_Challenge A_
Retype the passage of the Gold Cup article from "- Runners-up: Manang" to "Sahara Club (Pokhara)".
_Challenge B_
Name every club that the Gold Cup article mentions.
_Challenge C_
Render this sentence from the Gold Cup article in Spanish: "All matches were held at the Pokhara Rangasala."

2021 Aaha! Rara Gold Cup

Tournament details
- Country: Nepal
- Dates: 3 – 10 March
- Teams: 8

Final positions
- Champions: Sankata Club (1st title)
- Runners-up: Manang Marshyangdi Club

= 2021 Aaha Rara Gold Cup =

The 2021 Aaha! Rara Gold Cup was the 19th edition of the Aaha Gold Cup held in Pokhara and organised by Sahara Club. 8 teams participated in the tournament. All matches were held at the Pokhara Rangasala. Due to a sponsorship deal with Him-Shree Foods, the tournament is officially known as the 19th Aaha! Rara Gold Cup 2021, after "RARA" instant noodles.

==Participating teams==
- Sahara Club (Pokhara)

_Given information_
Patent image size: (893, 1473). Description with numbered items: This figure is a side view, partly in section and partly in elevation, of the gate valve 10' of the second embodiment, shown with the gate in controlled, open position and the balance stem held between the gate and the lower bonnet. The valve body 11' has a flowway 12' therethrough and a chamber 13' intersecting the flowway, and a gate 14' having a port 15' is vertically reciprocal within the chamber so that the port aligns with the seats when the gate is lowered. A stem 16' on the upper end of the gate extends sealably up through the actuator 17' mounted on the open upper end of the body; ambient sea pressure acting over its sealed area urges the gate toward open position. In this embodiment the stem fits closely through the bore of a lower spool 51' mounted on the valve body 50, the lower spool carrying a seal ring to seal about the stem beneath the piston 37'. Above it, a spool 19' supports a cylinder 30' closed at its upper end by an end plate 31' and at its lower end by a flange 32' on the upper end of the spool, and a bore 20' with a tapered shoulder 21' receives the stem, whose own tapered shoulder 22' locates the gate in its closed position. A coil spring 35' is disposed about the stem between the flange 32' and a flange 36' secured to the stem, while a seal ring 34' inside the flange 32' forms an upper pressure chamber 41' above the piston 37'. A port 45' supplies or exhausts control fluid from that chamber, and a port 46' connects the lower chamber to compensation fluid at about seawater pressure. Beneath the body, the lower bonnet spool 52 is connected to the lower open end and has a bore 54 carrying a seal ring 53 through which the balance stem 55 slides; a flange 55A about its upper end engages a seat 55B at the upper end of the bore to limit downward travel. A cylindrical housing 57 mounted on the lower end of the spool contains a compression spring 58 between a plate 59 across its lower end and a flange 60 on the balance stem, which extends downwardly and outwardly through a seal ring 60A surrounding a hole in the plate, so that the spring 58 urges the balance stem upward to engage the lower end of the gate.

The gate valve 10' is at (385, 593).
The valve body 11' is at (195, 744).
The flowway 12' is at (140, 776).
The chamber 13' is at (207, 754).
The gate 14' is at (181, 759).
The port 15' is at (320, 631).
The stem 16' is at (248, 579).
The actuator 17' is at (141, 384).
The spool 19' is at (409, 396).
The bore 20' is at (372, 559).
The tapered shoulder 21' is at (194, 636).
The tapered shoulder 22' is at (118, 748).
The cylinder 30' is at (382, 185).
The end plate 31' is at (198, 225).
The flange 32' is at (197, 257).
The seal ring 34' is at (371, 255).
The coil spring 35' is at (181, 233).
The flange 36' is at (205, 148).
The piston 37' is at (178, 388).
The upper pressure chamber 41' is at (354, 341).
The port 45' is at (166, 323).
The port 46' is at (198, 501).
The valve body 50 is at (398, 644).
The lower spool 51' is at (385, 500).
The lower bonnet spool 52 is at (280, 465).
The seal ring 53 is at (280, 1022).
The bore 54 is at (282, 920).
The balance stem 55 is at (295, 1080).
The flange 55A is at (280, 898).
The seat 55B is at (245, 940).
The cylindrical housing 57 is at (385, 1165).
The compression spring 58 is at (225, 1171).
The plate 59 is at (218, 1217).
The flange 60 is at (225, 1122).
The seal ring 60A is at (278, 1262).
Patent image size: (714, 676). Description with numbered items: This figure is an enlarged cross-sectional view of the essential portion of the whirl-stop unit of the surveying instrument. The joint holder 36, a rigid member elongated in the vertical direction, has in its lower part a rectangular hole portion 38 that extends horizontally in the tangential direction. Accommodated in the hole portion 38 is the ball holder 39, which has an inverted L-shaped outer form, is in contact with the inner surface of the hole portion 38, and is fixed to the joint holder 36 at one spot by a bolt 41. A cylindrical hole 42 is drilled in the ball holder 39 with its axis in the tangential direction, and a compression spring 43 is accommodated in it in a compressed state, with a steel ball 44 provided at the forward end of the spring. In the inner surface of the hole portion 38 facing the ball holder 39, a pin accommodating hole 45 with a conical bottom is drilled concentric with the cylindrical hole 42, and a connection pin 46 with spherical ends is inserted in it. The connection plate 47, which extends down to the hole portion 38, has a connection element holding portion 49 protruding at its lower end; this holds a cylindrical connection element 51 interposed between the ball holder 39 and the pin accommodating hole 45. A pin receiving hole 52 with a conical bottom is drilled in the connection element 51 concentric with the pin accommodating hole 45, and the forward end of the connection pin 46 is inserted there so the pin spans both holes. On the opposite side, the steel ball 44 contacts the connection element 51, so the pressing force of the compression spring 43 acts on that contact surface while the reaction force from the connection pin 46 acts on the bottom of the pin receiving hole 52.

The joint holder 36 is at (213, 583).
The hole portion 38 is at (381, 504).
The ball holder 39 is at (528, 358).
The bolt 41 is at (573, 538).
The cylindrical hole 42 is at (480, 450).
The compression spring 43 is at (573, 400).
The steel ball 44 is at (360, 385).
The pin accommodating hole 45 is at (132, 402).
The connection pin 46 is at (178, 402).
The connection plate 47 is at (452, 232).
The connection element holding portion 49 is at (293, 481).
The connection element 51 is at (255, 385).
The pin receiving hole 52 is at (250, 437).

_Reply A_
- Runners-up: Manang Marshyangdi Club

= 2021 Aaha Rara Gold Cup =

The 2021 Aaha! Rara Gold Cup was the 19th edition of the Aaha Gold Cup held in Pokhara and organised by Sahara Club. 8 teams participated in the tournament. All matches were held at the Pokhara Rangasala. Due to a sponsorship deal with Him-Shree Foods, the tournament is officially known as the 19th Aaha! Rara Gold Cup 2021, after "RARA" instant noodles.

==Participating teams==
- Sahara Club (Pokhara)

_Reply B_
Sankata Club
Manang Marshyangdi Club
Sahara Club

_Reply C_
Todos los partidos se celebraron en el Pokhara Rangasala.